_Input data:_
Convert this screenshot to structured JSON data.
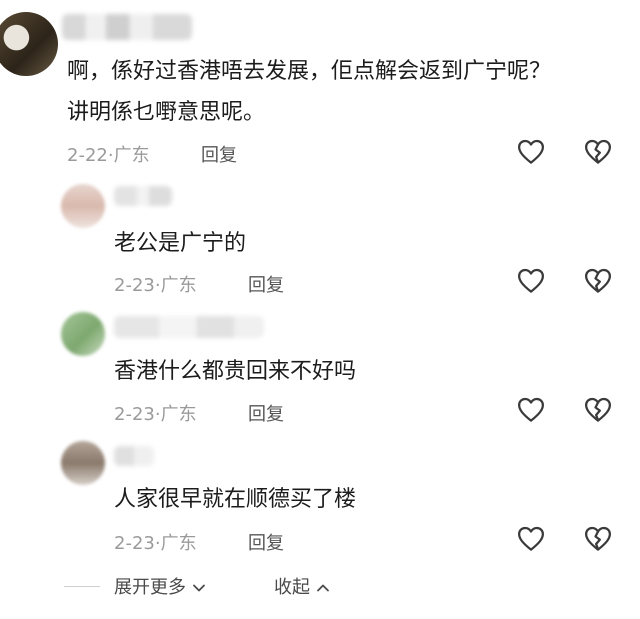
{
  "comments": [
    {
      "text_line1": "啊，係好过香港唔去发展，佢点解会返到广宁呢？",
      "text_line2": "讲明係乜嘢意思呢。",
      "date": "2-22",
      "location": "广东",
      "reply": "回复"
    },
    {
      "text_line1": "老公是广宁的",
      "date": "2-23",
      "location": "广东",
      "reply": "回复"
    },
    {
      "text_line1": "香港什么都贵回来不好吗",
      "date": "2-23",
      "location": "广东",
      "reply": "回复"
    },
    {
      "text_line1": "人家很早就在顺德买了楼",
      "date": "2-23",
      "location": "广东",
      "reply": "回复"
    }
  ],
  "footer": {
    "expand_label": "展开更多",
    "collapse_label": "收起"
  },
  "icons": {
    "like": "heart-icon",
    "dislike": "broken-heart-icon",
    "expand": "chevron-down-icon",
    "collapse": "chevron-up-icon"
  },
  "colors": {
    "text": "#1c1c1c",
    "meta": "#9a9a9a",
    "icon": "#3a3a3a"
  }
}
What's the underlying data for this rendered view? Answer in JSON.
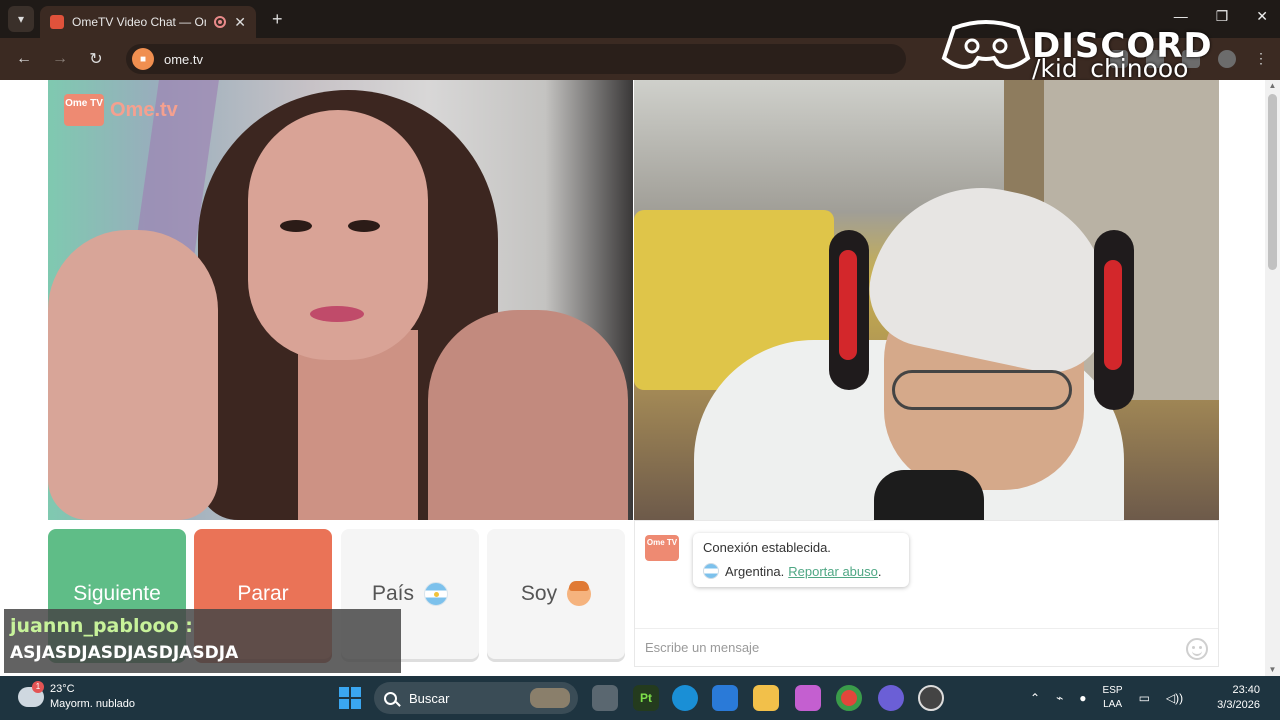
{
  "browser": {
    "tab_title": "OmeTV Video Chat — Ome",
    "url": "ome.tv",
    "accent": "#3b2a22"
  },
  "overlay": {
    "brand": "DISCORD",
    "user": "/kid_chinooo"
  },
  "video": {
    "logo_badge": "Ome TV",
    "logo_text": "Ome.tv"
  },
  "controls": {
    "next_label": "Siguiente",
    "stop_label": "Parar",
    "country_label": "País",
    "gender_label": "Soy",
    "next_color": "#5fbd87",
    "stop_color": "#ea7357"
  },
  "chat": {
    "logo_badge": "Ome TV",
    "status": "Conexión establecida.",
    "country": "Argentina.",
    "report_link": "Reportar abuso",
    "report_suffix": ".",
    "placeholder": "Escribe un mensaje"
  },
  "stream_chat": {
    "user": "juannn_pablooo :",
    "message": "ASJASDJASDJASDJASDJA"
  },
  "taskbar": {
    "weather_temp": "23°C",
    "weather_desc": "Mayorm. nublado",
    "weather_badge": "1",
    "search_label": "Buscar",
    "lang_top": "ESP",
    "lang_bottom": "LAA",
    "time": "23:40",
    "date": "3/3/2026"
  }
}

_Do this:_ Using the material above, return every line exactly as it appears, minus the pictures.

_Finished exercise:_
Convert this screenshot to structured JSON data.
{
  "comments": [
    {
      "text_line1": "啊，係好过香港唔去发展，佢点解会返到广宁呢？",
      "text_line2": "讲明係乜嘢意思呢。",
      "date": "2-22",
      "location": "广东",
      "reply": "回复"
    },
    {
      "text_line1": "老公是广宁的",
      "date": "2-23",
      "location": "广东",
      "reply": "回复"
    },
    {
      "text_line1": "香港什么都贵回来不好吗",
      "date": "2-23",
      "location": "广东",
      "reply": "回复"
    },
    {
      "text_line1": "人家很早就在顺德买了楼",
      "date": "2-23",
      "location": "广东",
      "reply": "回复"
    }
  ],
  "footer": {
    "expand_label": "展开更多",
    "collapse_label": "收起"
  },
  "icons": {
    "like": "heart-icon",
    "dislike": "broken-heart-icon",
    "expand": "chevron-down-icon",
    "collapse": "chevron-up-icon"
  },
  "colors": {
    "text": "#1c1c1c",
    "meta": "#9a9a9a",
    "icon": "#3a3a3a"
  }
}
What's the underlying data for this rendered view? Answer in JSON.
{
  "browser": {
    "tab_title": "OmeTV Video Chat — Ome",
    "url": "ome.tv",
    "accent": "#3b2a22"
  },
  "overlay": {
    "brand": "DISCORD",
    "user": "/kid_chinooo"
  },
  "video": {
    "logo_badge": "Ome TV",
    "logo_text": "Ome.tv"
  },
  "controls": {
    "next_label": "Siguiente",
    "stop_label": "Parar",
    "country_label": "País",
    "gender_label": "Soy",
    "next_color": "#5fbd87",
    "stop_color": "#ea7357"
  },
  "chat": {
    "logo_badge": "Ome TV",
    "status": "Conexión establecida.",
    "country": "Argentina.",
    "report_link": "Reportar abuso",
    "report_suffix": ".",
    "placeholder": "Escribe un mensaje"
  },
  "stream_chat": {
    "user": "juannn_pablooo :",
    "message": "ASJASDJASDJASDJASDJA"
  },
  "taskbar": {
    "weather_temp": "23°C",
    "weather_desc": "Mayorm. nublado",
    "weather_badge": "1",
    "search_label": "Buscar",
    "lang_top": "ESP",
    "lang_bottom": "LAA",
    "time": "23:40",
    "date": "3/3/2026"
  }
}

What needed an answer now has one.